- [RAW DATA]
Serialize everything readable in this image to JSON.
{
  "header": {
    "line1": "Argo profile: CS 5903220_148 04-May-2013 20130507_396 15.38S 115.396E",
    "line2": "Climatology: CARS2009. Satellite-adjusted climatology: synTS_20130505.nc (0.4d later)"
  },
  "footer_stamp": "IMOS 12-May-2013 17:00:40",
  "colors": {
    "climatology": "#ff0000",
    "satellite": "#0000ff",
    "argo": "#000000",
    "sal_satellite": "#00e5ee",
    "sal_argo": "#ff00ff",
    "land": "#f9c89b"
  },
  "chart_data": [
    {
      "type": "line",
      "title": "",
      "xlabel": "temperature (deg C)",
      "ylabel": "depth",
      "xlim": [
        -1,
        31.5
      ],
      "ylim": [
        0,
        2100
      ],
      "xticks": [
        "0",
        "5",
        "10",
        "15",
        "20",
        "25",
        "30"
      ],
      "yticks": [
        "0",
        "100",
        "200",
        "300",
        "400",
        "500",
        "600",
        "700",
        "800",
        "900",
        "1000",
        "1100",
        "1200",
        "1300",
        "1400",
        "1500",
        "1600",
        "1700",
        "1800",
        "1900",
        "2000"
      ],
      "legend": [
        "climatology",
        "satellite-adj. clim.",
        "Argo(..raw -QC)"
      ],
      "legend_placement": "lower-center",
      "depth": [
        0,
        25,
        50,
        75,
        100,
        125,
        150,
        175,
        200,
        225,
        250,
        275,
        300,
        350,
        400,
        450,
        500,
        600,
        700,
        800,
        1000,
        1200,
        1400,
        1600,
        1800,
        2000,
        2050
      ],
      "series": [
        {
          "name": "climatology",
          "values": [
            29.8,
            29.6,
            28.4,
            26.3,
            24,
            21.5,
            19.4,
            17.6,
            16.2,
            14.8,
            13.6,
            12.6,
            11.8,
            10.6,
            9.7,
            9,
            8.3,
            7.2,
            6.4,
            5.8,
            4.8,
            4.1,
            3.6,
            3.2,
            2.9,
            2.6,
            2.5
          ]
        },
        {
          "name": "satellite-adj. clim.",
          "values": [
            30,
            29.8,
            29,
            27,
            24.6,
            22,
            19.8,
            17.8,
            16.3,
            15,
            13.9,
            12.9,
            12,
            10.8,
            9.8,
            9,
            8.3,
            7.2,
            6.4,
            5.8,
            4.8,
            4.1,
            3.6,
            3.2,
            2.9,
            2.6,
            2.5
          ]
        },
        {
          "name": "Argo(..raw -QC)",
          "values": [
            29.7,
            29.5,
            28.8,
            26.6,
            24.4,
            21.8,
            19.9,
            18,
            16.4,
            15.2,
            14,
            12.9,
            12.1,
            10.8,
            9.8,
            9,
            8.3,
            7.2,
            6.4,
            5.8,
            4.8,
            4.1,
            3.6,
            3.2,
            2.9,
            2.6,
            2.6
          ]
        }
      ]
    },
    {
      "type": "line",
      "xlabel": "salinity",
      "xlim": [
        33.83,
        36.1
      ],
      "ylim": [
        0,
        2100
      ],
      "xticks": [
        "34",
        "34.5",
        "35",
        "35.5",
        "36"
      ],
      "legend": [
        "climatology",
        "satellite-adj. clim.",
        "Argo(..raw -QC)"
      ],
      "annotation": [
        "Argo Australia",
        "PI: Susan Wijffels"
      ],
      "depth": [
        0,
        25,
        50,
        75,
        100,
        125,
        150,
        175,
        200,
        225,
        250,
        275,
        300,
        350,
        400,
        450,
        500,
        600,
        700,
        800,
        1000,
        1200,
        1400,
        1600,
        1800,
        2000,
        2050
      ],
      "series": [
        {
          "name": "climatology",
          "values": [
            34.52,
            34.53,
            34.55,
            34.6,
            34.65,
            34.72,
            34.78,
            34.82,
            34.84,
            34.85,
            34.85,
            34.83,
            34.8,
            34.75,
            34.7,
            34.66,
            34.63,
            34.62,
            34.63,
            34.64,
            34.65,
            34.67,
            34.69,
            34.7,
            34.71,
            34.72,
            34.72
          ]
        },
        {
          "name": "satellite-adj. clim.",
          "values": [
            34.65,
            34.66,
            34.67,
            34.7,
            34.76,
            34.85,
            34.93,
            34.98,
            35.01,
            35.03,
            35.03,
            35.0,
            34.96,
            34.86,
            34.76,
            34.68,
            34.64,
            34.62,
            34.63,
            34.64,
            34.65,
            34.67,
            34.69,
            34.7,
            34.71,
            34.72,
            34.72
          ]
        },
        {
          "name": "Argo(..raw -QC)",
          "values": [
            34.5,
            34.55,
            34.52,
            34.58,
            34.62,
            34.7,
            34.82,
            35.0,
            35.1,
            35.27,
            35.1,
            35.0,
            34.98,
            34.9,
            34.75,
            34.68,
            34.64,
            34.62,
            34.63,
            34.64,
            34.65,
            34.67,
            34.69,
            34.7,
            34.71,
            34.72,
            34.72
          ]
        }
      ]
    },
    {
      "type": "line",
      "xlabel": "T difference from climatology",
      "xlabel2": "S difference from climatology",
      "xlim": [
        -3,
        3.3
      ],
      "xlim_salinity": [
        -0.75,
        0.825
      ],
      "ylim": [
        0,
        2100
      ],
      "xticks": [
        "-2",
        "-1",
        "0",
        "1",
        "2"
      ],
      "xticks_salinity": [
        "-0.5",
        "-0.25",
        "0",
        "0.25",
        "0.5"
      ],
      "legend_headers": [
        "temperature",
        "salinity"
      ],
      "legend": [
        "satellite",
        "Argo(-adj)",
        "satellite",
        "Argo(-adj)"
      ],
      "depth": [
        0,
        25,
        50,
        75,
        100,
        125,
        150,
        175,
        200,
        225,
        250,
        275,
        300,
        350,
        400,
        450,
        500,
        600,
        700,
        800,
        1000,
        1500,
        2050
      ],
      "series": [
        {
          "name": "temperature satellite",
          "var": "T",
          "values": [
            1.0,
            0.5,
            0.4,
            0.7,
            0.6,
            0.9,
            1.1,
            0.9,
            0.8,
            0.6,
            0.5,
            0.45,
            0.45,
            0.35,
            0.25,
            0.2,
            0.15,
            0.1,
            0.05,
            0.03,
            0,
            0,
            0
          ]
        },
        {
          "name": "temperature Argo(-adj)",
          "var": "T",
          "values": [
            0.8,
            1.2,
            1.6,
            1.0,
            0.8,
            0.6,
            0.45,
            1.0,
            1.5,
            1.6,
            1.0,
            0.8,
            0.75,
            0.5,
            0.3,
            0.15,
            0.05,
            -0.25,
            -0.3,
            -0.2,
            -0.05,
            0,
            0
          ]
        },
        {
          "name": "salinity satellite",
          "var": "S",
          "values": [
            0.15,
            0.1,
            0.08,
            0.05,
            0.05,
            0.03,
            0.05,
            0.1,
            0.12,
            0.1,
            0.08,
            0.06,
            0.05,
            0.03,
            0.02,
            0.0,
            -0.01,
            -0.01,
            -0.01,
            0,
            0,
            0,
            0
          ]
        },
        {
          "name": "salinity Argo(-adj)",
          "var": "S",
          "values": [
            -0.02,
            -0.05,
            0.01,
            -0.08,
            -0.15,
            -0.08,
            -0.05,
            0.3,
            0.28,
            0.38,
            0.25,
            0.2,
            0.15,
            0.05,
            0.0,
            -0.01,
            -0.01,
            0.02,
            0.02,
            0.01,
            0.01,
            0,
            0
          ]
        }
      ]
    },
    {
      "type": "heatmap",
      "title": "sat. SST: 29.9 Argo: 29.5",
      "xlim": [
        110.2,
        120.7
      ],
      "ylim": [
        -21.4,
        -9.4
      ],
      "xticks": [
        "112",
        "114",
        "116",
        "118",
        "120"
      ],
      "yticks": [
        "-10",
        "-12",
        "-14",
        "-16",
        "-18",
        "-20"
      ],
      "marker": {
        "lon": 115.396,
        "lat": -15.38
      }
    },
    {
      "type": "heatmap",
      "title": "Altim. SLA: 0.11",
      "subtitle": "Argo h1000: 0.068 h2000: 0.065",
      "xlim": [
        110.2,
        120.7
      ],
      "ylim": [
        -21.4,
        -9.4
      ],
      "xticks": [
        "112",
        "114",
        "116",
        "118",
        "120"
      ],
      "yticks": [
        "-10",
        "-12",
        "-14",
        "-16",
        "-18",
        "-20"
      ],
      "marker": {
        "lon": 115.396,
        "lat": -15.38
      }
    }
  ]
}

- [WHAT IS EXPECTED] From the entries, report each line that includes the word "temperature".

- [RESPONSE TO THE TASK]
      "xlabel": "temperature (deg C)",
        "temperature",
          "name": "temperature satellite",
          "name": "temperature Argo(-adj)",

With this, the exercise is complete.